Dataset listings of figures
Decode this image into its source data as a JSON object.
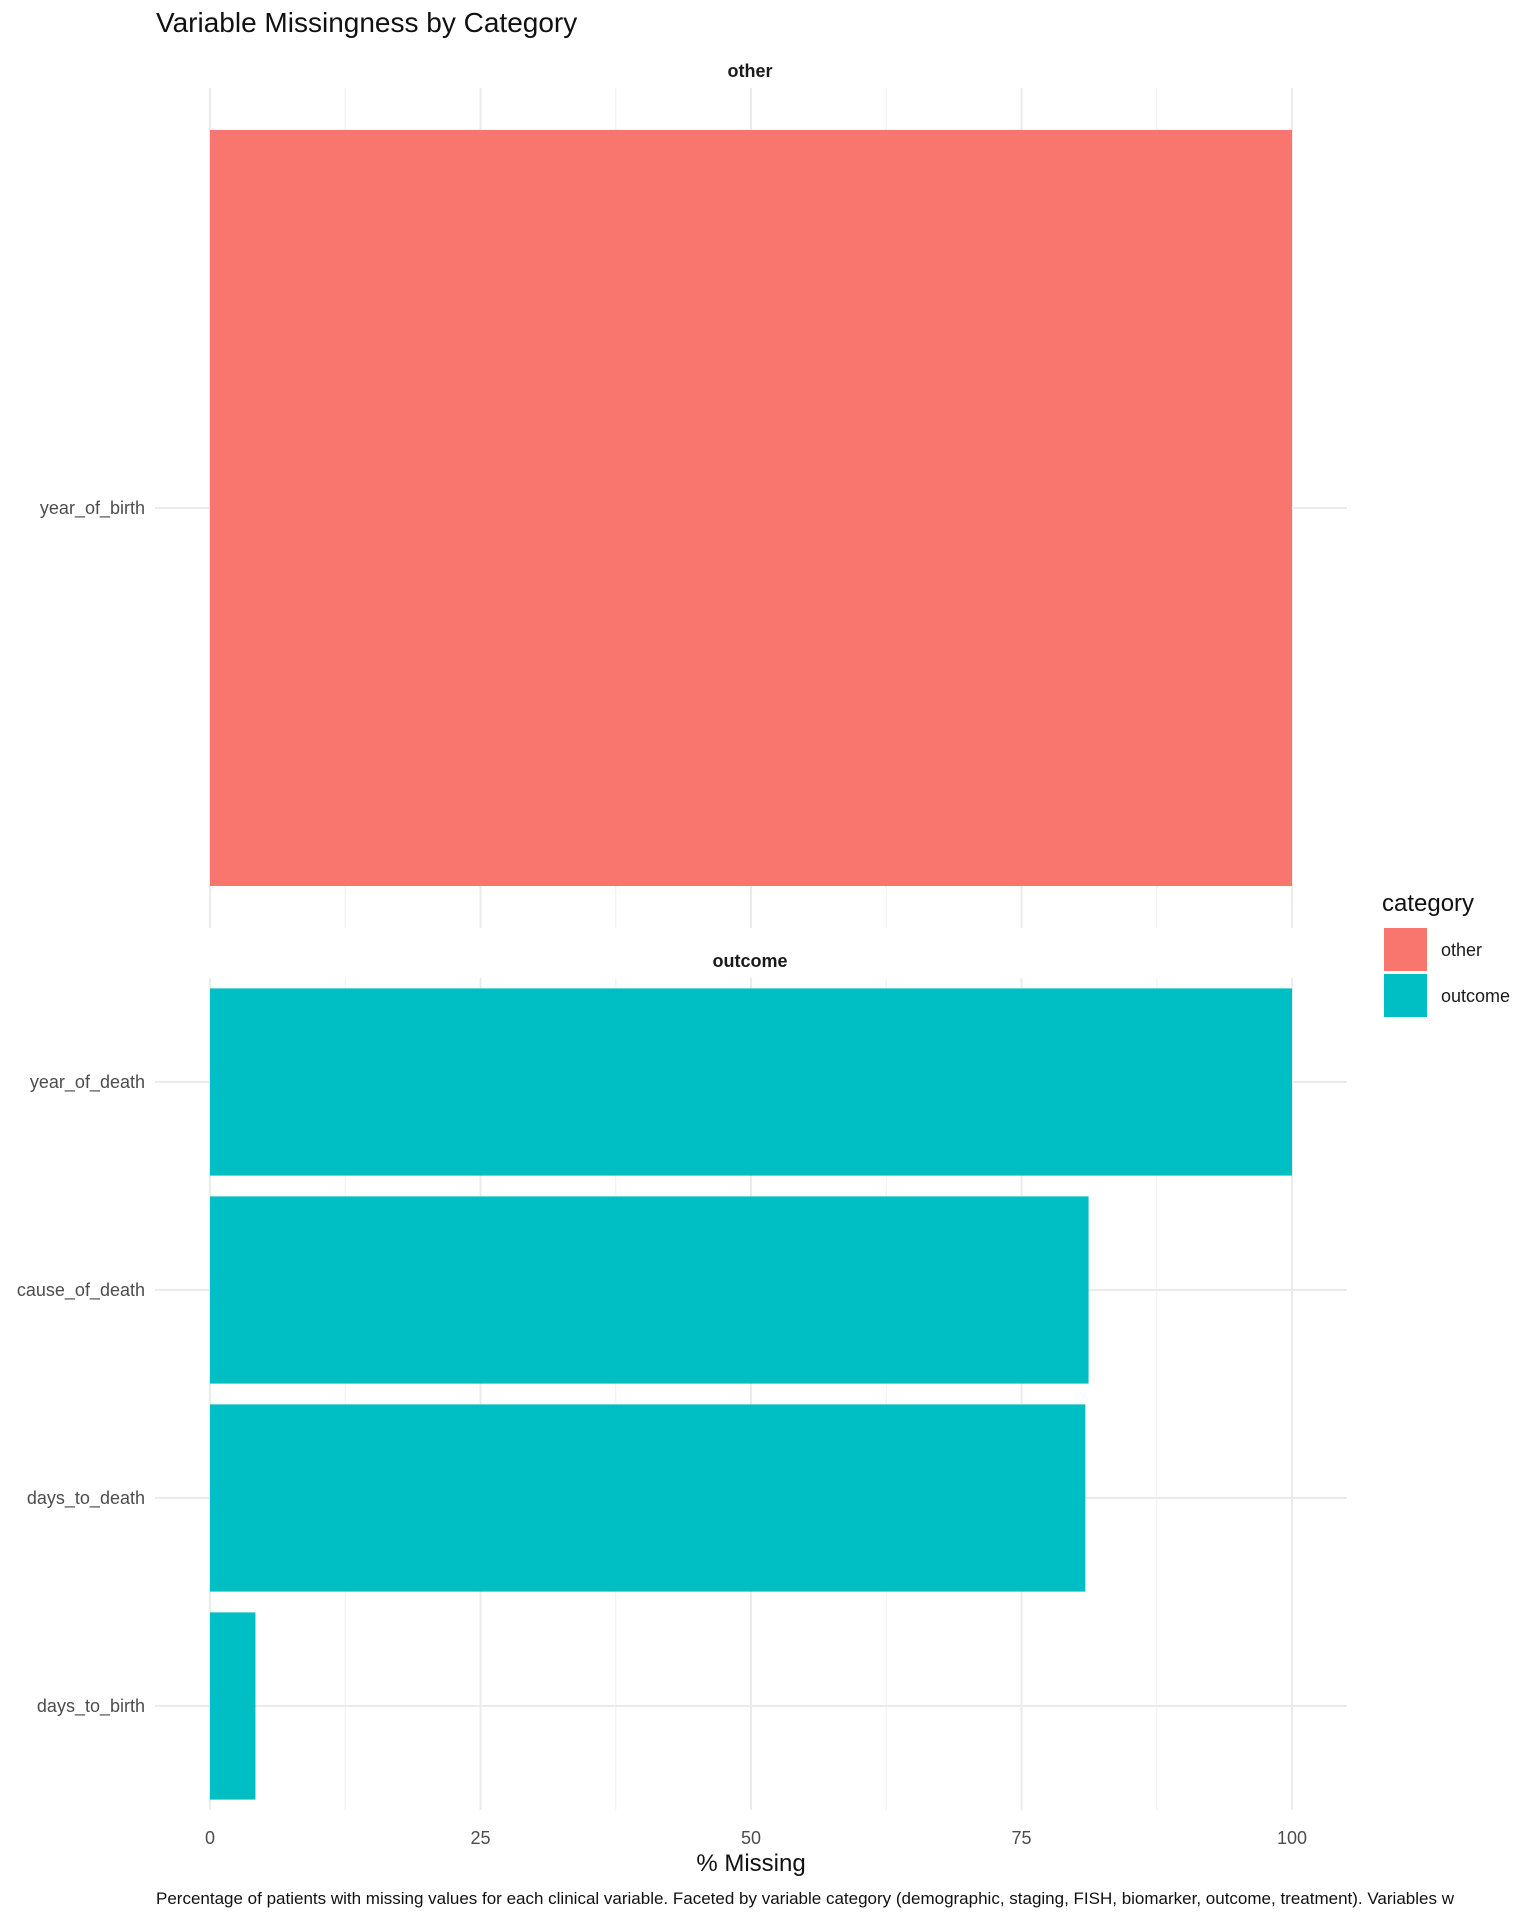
{
  "chart_data": {
    "type": "bar",
    "orientation": "horizontal",
    "title": "Variable Missingness by Category",
    "xlabel": "% Missing",
    "ylabel": "",
    "xlim": [
      0,
      105
    ],
    "x_ticks": [
      "0",
      "25",
      "50",
      "75",
      "100"
    ],
    "x_tick_values": [
      0,
      25,
      50,
      75,
      100
    ],
    "grid": true,
    "facets": [
      {
        "label": "other",
        "color": "#F8766D",
        "categories": [
          "year_of_birth"
        ],
        "values": [
          100
        ]
      },
      {
        "label": "outcome",
        "color": "#00BFC4",
        "categories": [
          "year_of_death",
          "cause_of_death",
          "days_to_death",
          "days_to_birth"
        ],
        "values": [
          100,
          81.2,
          80.9,
          4.2
        ]
      }
    ],
    "legend": {
      "title": "category",
      "position": "right",
      "items": [
        {
          "label": "other",
          "color": "#F8766D"
        },
        {
          "label": "outcome",
          "color": "#00BFC4"
        }
      ]
    },
    "caption": "Percentage of patients with missing values for each clinical variable. Faceted by variable category (demographic, staging, FISH, biomarker, outcome, treatment). Variables w"
  }
}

**PROBLEM TO WORK ON:** Make an exact copy of the records above. Keep out every picture.

**TASK RESPONSE:**
Decode this image into its source data as a JSON object.
{
  "chart_data": {
    "type": "bar",
    "orientation": "horizontal",
    "title": "Variable Missingness by Category",
    "xlabel": "% Missing",
    "ylabel": "",
    "xlim": [
      0,
      105
    ],
    "x_ticks": [
      "0",
      "25",
      "50",
      "75",
      "100"
    ],
    "x_tick_values": [
      0,
      25,
      50,
      75,
      100
    ],
    "grid": true,
    "facets": [
      {
        "label": "other",
        "color": "#F8766D",
        "categories": [
          "year_of_birth"
        ],
        "values": [
          100
        ]
      },
      {
        "label": "outcome",
        "color": "#00BFC4",
        "categories": [
          "year_of_death",
          "cause_of_death",
          "days_to_death",
          "days_to_birth"
        ],
        "values": [
          100,
          81.2,
          80.9,
          4.2
        ]
      }
    ],
    "legend": {
      "title": "category",
      "position": "right",
      "items": [
        {
          "label": "other",
          "color": "#F8766D"
        },
        {
          "label": "outcome",
          "color": "#00BFC4"
        }
      ]
    },
    "caption": "Percentage of patients with missing values for each clinical variable. Faceted by variable category (demographic, staging, FISH, biomarker, outcome, treatment). Variables w"
  }
}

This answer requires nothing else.